■ **WHAT YOU SHOULD DO**: Only lines with the word "like" are needed; collect each of them from the listing below.
— Begin —
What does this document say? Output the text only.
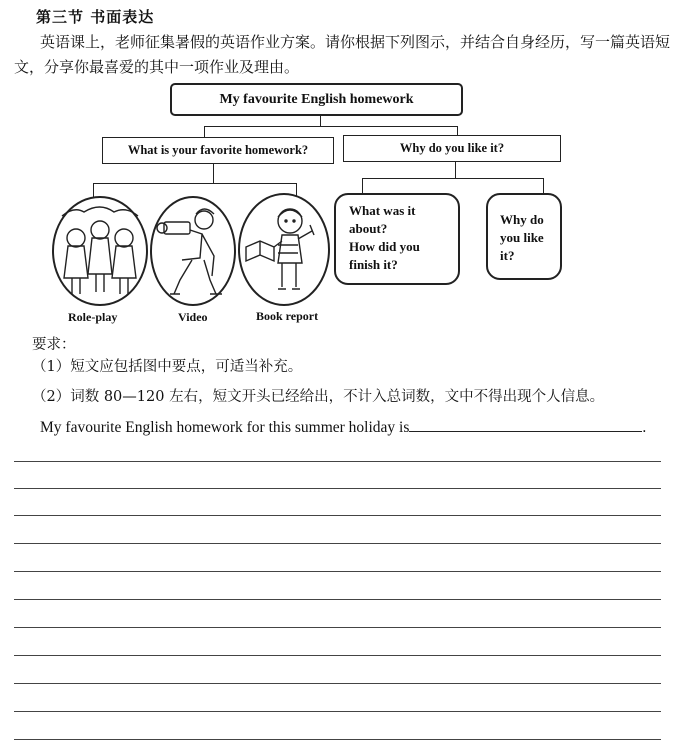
第三节 书面表达
英语课上，老师征集暑假的英语作业方案。请你根据下列图示，并结合自身经历，写一篇英语短文，分享你最喜爱的其中一项作业及理由。
My favourite English homework
What is your favorite homework?	Why do you like it?
What was it
about?
How did you
finish it?
Why do
you like
it?
Role-play	Video	Book report
要求：
（1）短文应包括图中要点，可适当补充。
（2）词数 80—120 左右，短文开头已经给出，不计入总词数，文中不得出现个人信息。
My favourite English homework for this summer holiday is	.
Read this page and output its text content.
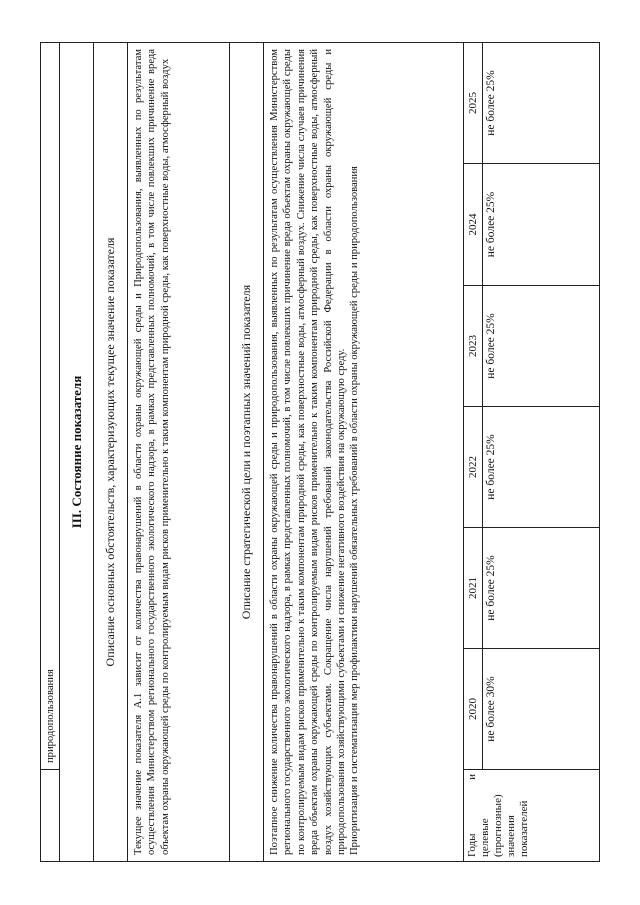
природопользования
III. Состояние показателя	Описание основных обстоятельств, характеризующих текущее значение показателя	Текущее значение показателя А.1 зависит от количества правонарушений в области охраны окружающей среды и Природопользования, выявленных по результатам осуществления Министерством регионального государственного экологического надзора, в рамках представленных полномочий, в том числе повлекших причинение вреда объектам охраны окружающей среды по контролируемым видам рисков применительно к таким компонентам природной среды, как поверхностные воды, атмосферный воздух	Описание стратегической цели и поэтапных значений показателя	Поэтапное снижение количества правонарушений в области охраны окружающей среды и природопользования, выявленных по результатам осуществления Министерством регионального государственного экологического надзора, в рамках представленных полномочий, в том числе повлекших причинение вреда объектам охраны окружающей среды по контролируемым видам рисков применительно к таким компонентам природной среды, как поверхностные воды, атмосферный воздух. Снижение числа случаев причинения вреда объектам охраны окружающей среды по контролируемым видам рисков применительно к таким компонентам природной среды, как поверхностные воды, атмосферный воздух хозяйствующих субъектами. Сокращение числа нарушений требований законодательства Российской Федерации в области охраны окружающей среды и природопользования хозяйствующими субъектами и снижение негативного воздействия на окружающую среду. Приоритизация и систематизация мер профилактики нарушений обязательных требований в области охраны окружающей среды и природопользования	Годы
и
целевые (прогнозные) значения показателей
2020 не более 30%
2021 не более 25%
2022 не более 25%
2023 не более 25%
2024 не более 25%
2025 не более 25%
— End —
■ **IN RESPONSE**:
What is your favorite homework?	Why do you like it?
you like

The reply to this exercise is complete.